### TO BE DONE
Lay out every line of the data that follows as a Markdown table with a "Row" column for the row number and a "Line" column for the line itself, leaving out blank lines and any pictures.

### RECORD EXCERPTS
——————

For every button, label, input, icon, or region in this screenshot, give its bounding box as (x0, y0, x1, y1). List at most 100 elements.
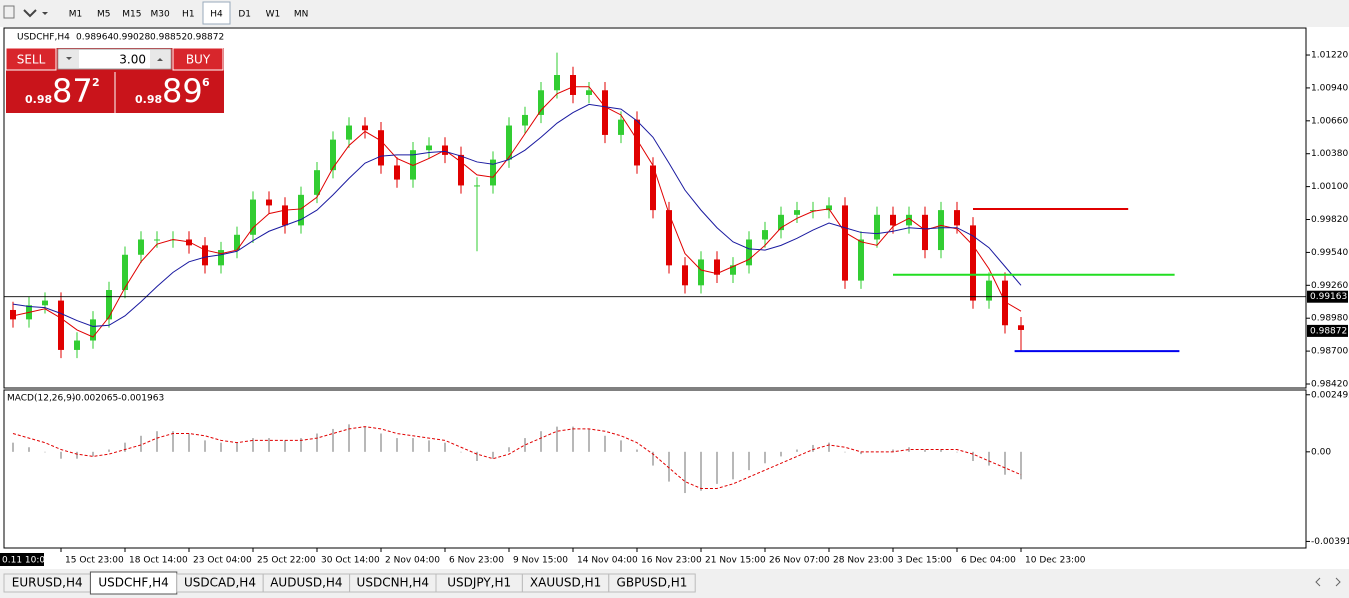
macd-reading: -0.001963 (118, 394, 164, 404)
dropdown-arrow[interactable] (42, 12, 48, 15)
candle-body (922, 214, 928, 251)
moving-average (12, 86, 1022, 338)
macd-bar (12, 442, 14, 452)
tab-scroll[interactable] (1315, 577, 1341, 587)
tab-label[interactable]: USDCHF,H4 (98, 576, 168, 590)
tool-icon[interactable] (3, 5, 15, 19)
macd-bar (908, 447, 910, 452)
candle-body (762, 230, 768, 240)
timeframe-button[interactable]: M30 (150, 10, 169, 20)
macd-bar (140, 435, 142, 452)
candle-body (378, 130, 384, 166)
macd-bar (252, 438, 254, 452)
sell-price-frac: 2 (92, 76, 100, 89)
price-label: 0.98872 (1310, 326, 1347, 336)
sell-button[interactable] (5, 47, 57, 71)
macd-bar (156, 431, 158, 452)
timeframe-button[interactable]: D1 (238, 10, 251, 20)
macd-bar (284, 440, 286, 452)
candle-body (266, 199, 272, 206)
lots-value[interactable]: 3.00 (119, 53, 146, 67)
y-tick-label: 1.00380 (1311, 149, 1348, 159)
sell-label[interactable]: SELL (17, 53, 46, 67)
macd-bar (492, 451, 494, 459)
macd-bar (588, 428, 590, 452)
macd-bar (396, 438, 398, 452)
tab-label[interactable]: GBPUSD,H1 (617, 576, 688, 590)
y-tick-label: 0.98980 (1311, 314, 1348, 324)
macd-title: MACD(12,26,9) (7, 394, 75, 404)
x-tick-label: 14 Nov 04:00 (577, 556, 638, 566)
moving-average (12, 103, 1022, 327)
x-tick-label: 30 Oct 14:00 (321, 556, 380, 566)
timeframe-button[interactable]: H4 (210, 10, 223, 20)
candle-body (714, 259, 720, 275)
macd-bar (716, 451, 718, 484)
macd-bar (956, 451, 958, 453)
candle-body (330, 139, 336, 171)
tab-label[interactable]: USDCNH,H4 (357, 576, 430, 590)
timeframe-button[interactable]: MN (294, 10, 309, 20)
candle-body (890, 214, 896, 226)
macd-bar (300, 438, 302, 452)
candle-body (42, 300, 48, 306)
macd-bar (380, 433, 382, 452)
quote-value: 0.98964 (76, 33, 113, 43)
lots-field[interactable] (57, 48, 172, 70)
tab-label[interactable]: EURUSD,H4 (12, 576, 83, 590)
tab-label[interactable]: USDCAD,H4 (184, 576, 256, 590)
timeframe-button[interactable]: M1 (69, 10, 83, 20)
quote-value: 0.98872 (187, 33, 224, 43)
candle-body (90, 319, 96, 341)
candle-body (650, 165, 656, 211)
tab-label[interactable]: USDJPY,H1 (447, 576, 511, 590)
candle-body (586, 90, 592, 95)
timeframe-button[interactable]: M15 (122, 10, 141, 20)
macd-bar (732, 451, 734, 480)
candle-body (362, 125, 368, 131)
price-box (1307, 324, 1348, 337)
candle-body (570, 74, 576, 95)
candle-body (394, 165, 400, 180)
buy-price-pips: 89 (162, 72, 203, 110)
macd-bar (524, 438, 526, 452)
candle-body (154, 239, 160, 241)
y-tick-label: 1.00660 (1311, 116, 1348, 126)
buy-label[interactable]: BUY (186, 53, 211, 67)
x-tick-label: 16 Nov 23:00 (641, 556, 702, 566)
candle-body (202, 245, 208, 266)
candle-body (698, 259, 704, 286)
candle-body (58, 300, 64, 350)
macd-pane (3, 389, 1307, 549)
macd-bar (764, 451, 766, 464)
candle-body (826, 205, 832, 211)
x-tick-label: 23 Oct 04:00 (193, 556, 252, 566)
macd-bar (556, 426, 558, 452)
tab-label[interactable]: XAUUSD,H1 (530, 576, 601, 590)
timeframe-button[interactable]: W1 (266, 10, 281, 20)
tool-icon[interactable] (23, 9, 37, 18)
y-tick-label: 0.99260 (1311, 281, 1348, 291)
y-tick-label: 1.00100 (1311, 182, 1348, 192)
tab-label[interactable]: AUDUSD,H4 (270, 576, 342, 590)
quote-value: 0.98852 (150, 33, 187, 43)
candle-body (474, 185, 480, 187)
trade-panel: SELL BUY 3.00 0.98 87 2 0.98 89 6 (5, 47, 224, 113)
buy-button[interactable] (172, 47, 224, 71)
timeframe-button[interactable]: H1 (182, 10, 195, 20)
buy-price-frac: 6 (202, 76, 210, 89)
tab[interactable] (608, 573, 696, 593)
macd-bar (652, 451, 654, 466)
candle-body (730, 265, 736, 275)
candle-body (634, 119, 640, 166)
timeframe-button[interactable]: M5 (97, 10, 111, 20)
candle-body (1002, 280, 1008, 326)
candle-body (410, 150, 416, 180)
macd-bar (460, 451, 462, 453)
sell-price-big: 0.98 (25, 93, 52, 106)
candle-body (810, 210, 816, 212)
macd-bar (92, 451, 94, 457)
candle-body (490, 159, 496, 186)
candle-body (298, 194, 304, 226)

——————

### RESULT
| Row | Line |
|---|---|
| 1 | For every button, label, input, icon, or region in this screenshot, give its bounding box as (x0, y0, x1, y1). List at most 100 elements. |
| 2 | macd-reading: -0.001963 (118, 394, 164, 404) |
| 3 | dropdown-arrow[interactable] (42, 12, 48, 15) |
| 4 | candle-body (922, 214, 928, 251) |
| 5 | moving-average (12, 86, 1022, 338) |
| 6 | macd-bar (12, 442, 14, 452) |
| 7 | tab-scroll[interactable] (1315, 577, 1341, 587) |
| 8 | tab-label[interactable]: USDCHF,H4 (98, 576, 168, 590) |
| 9 | tool-icon[interactable] (3, 5, 15, 19) |
| 10 | macd-bar (908, 447, 910, 452) |
| 11 | candle-body (762, 230, 768, 240) |
| 12 | timeframe-button[interactable]: M30 (150, 10, 169, 20) |
| 13 | macd-bar (140, 435, 142, 452) |
| 14 | candle-body (378, 130, 384, 166) |
| 15 | macd-bar (252, 438, 254, 452) |
| 16 | sell-price-frac: 2 (92, 76, 100, 89) |
| 17 | price-label: 0.98872 (1310, 326, 1347, 336) |
| 18 | sell-button[interactable] (5, 47, 57, 71) |
| 19 | macd-bar (156, 431, 158, 452) |
| 20 | timeframe-button[interactable]: D1 (238, 10, 251, 20) |
| 21 | macd-bar (284, 440, 286, 452) |
| 22 | candle-body (266, 199, 272, 206) |
| 23 | lots-value[interactable]: 3.00 (119, 53, 146, 67) |
| 24 | y-tick-label: 1.00380 (1311, 149, 1348, 159) |
| 25 | sell-label[interactable]: SELL (17, 53, 46, 67) |
| 26 | macd-bar (492, 451, 494, 459) |
| 27 | macd-bar (588, 428, 590, 452) |
| 28 | macd-bar (396, 438, 398, 452) |
| 29 | tab-label[interactable]: GBPUSD,H1 (617, 576, 688, 590) |
| 30 | y-tick-label: 0.98980 (1311, 314, 1348, 324) |
| 31 | macd-title: MACD(12,26,9) (7, 394, 75, 404) |
| 32 | x-tick-label: 14 Nov 04:00 (577, 556, 638, 566) |
| 33 | moving-average (12, 103, 1022, 327) |
| 34 | x-tick-label: 30 Oct 14:00 (321, 556, 380, 566) |
| 35 | timeframe-button[interactable]: H4 (210, 10, 223, 20) |
| 36 | candle-body (714, 259, 720, 275) |
| 37 | macd-bar (716, 451, 718, 484) |
| 38 | macd-bar (956, 451, 958, 453) |
| 39 | candle-body (330, 139, 336, 171) |
| 40 | tab-label[interactable]: USDCNH,H4 (357, 576, 430, 590) |
| 41 | timeframe-button[interactable]: MN (294, 10, 309, 20) |
| 42 | candle-body (890, 214, 896, 226) |
| 43 | macd-bar (300, 438, 302, 452) |
| 44 | candle-body (42, 300, 48, 306) |
| 45 | macd-bar (380, 433, 382, 452) |
| 46 | quote-value: 0.98964 (76, 33, 113, 43) |
| 47 | lots-field[interactable] (57, 48, 172, 70) |
| 48 | tab-label[interactable]: EURUSD,H4 (12, 576, 83, 590) |
| 49 | tab-label[interactable]: USDCAD,H4 (184, 576, 256, 590) |
| 50 | timeframe-button[interactable]: M1 (69, 10, 83, 20) |
| 51 | quote-value: 0.98872 (187, 33, 224, 43) |
| 52 | candle-body (90, 319, 96, 341) |
| 53 | candle-body (650, 165, 656, 211) |
| 54 | tab-label[interactable]: USDJPY,H1 (447, 576, 511, 590) |
| 55 | candle-body (586, 90, 592, 95) |
| 56 | timeframe-button[interactable]: M15 (122, 10, 141, 20) |
| 57 | macd-bar (732, 451, 734, 480) |
| 58 | candle-body (362, 125, 368, 131) |
| 59 | price-box (1307, 324, 1348, 337) |
| 60 | candle-body (570, 74, 576, 95) |
| 61 | candle-body (394, 165, 400, 180) |
| 62 | buy-price-pips: 89 (162, 72, 203, 110) |
| 63 | macd-bar (524, 438, 526, 452) |
| 64 | candle-body (154, 239, 160, 241) |
| 65 | y-tick-label: 1.00660 (1311, 116, 1348, 126) |
| 66 | buy-label[interactable]: BUY (186, 53, 211, 67) |
| 67 | x-tick-label: 16 Nov 23:00 (641, 556, 702, 566) |
| 68 | candle-body (202, 245, 208, 266) |
| 69 | candle-body (698, 259, 704, 286) |
| 70 | candle-body (58, 300, 64, 350) |
| 71 | macd-pane (3, 389, 1307, 549) |
| 72 | macd-bar (764, 451, 766, 464) |
| 73 | candle-body (826, 205, 832, 211) |
| 74 | x-tick-label: 23 Oct 04:00 (193, 556, 252, 566) |
| 75 | macd-bar (556, 426, 558, 452) |
| 76 | tab-label[interactable]: XAUUSD,H1 (530, 576, 601, 590) |
| 77 | timeframe-button[interactable]: W1 (266, 10, 281, 20) |
| 78 | tool-icon[interactable] (23, 9, 37, 18) |
| 79 | y-tick-label: 0.99260 (1311, 281, 1348, 291) |
| 80 | y-tick-label: 1.00100 (1311, 182, 1348, 192) |
| 81 | tab-label[interactable]: AUDUSD,H4 (270, 576, 342, 590) |
| 82 | quote-value: 0.98852 (150, 33, 187, 43) |
| 83 | candle-body (474, 185, 480, 187) |
| 84 | trade-panel: SELL BUY 3.00 0.98 87 2 0.98 89 6 (5, 47, 224, 113) |
| 85 | buy-button[interactable] (172, 47, 224, 71) |
| 86 | timeframe-button[interactable]: H1 (182, 10, 195, 20) |
| 87 | buy-price-frac: 6 (202, 76, 210, 89) |
| 88 | tab[interactable] (608, 573, 696, 593) |
| 89 | macd-bar (652, 451, 654, 466) |
| 90 | candle-body (730, 265, 736, 275) |
| 91 | candle-body (634, 119, 640, 166) |
| 92 | timeframe-button[interactable]: M5 (97, 10, 111, 20) |
| 93 | candle-body (1002, 280, 1008, 326) |
| 94 | candle-body (410, 150, 416, 180) |
| 95 | macd-bar (460, 451, 462, 453) |
| 96 | sell-price-big: 0.98 (25, 93, 52, 106) |
| 97 | candle-body (810, 210, 816, 212) |
| 98 | macd-bar (92, 451, 94, 457) |
| 99 | candle-body (490, 159, 496, 186) |
| 100 | candle-body (298, 194, 304, 226) |